### The exercise
Each line of the material below that holds the word "kennara" needs to be copied.

·····

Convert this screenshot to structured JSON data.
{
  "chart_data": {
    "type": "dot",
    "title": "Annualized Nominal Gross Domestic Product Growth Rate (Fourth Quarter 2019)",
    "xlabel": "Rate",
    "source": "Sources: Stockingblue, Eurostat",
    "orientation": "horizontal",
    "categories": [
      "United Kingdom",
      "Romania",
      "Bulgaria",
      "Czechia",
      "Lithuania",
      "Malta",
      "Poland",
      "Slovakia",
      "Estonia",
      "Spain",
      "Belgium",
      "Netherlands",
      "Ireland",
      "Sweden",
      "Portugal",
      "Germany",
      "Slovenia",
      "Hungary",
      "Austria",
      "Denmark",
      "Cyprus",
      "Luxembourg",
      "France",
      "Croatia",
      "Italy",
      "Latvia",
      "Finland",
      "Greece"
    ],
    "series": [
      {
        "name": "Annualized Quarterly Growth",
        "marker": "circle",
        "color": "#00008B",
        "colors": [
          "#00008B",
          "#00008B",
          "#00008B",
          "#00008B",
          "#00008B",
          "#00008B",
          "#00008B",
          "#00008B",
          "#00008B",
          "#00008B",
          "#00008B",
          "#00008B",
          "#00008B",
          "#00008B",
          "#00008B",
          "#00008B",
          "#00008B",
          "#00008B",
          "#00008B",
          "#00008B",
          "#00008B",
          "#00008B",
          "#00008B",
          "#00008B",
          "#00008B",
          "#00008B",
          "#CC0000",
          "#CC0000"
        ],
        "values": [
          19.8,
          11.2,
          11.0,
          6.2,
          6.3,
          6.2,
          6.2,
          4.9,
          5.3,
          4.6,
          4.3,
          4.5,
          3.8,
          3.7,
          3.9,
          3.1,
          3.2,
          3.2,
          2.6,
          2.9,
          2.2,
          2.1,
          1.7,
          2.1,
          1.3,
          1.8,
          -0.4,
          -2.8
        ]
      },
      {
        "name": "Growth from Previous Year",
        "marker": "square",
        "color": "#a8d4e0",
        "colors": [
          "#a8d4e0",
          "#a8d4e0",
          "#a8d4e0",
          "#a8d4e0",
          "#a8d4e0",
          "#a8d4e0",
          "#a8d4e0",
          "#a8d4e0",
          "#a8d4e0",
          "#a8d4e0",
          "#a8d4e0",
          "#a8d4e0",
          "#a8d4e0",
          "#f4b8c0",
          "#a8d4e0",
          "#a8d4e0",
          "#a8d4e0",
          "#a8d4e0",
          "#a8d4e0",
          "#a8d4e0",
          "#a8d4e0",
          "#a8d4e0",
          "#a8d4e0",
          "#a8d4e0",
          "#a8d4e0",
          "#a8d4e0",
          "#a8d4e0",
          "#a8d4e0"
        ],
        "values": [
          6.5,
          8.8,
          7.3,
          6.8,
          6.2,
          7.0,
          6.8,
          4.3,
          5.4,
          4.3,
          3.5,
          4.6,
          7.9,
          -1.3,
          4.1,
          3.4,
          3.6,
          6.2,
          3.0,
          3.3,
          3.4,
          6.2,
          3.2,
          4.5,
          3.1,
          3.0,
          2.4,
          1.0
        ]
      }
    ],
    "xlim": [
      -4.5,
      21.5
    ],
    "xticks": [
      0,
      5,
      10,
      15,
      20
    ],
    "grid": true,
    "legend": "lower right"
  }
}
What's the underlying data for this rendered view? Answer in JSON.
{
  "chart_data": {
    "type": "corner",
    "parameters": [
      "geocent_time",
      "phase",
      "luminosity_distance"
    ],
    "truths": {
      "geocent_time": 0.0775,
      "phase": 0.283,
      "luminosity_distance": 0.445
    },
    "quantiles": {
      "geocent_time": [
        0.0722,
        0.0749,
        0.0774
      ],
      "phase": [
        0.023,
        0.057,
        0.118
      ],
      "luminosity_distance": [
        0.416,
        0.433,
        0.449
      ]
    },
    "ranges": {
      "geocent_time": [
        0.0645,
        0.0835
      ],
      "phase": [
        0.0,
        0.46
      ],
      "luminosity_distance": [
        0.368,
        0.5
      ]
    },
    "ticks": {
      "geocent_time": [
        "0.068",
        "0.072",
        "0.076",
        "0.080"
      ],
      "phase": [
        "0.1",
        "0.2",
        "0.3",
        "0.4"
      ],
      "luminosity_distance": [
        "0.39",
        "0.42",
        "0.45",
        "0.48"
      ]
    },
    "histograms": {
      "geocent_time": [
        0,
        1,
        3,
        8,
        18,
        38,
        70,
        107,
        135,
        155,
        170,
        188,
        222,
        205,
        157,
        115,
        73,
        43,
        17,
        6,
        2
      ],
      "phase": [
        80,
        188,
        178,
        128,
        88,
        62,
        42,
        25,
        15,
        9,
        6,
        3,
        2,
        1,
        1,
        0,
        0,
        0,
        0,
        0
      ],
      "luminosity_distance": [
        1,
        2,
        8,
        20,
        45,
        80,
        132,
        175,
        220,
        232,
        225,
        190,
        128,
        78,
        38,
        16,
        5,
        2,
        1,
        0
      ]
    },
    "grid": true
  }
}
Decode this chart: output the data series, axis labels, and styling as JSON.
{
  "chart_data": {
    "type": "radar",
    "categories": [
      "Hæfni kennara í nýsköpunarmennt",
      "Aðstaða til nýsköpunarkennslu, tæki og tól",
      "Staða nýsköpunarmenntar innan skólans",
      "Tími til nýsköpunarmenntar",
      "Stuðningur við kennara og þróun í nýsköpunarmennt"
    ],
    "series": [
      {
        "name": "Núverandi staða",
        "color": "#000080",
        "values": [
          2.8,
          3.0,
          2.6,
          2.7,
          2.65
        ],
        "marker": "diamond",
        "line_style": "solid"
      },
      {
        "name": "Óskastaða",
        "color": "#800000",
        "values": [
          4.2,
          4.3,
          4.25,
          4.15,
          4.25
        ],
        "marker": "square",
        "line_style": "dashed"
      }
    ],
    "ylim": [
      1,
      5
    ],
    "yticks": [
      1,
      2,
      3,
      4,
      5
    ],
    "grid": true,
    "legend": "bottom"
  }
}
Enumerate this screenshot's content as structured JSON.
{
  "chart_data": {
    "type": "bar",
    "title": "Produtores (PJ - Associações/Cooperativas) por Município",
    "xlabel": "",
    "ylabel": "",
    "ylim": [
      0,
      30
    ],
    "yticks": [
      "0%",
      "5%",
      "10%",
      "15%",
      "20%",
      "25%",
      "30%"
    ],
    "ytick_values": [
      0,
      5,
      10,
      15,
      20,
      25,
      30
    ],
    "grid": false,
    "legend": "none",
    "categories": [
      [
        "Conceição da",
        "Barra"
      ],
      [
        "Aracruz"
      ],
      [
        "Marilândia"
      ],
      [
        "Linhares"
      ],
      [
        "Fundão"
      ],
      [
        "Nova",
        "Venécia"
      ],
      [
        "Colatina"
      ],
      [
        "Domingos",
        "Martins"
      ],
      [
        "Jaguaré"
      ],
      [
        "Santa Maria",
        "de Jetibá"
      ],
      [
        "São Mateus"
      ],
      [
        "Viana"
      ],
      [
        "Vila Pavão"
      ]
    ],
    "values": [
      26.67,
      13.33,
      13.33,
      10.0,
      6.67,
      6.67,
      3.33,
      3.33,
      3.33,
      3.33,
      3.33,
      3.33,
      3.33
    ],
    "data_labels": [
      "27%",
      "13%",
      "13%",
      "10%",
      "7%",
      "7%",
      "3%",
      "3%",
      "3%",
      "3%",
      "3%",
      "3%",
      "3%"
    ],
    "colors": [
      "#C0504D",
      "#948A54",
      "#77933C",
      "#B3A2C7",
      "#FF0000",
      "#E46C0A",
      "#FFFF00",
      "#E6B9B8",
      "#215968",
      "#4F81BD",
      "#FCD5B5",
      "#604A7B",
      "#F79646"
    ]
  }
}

·····

### Response below
      "Hæfni kennara í nýsköpunarmennt",
      "Stuðningur við kennara og þróun í nýsköpunarmennt"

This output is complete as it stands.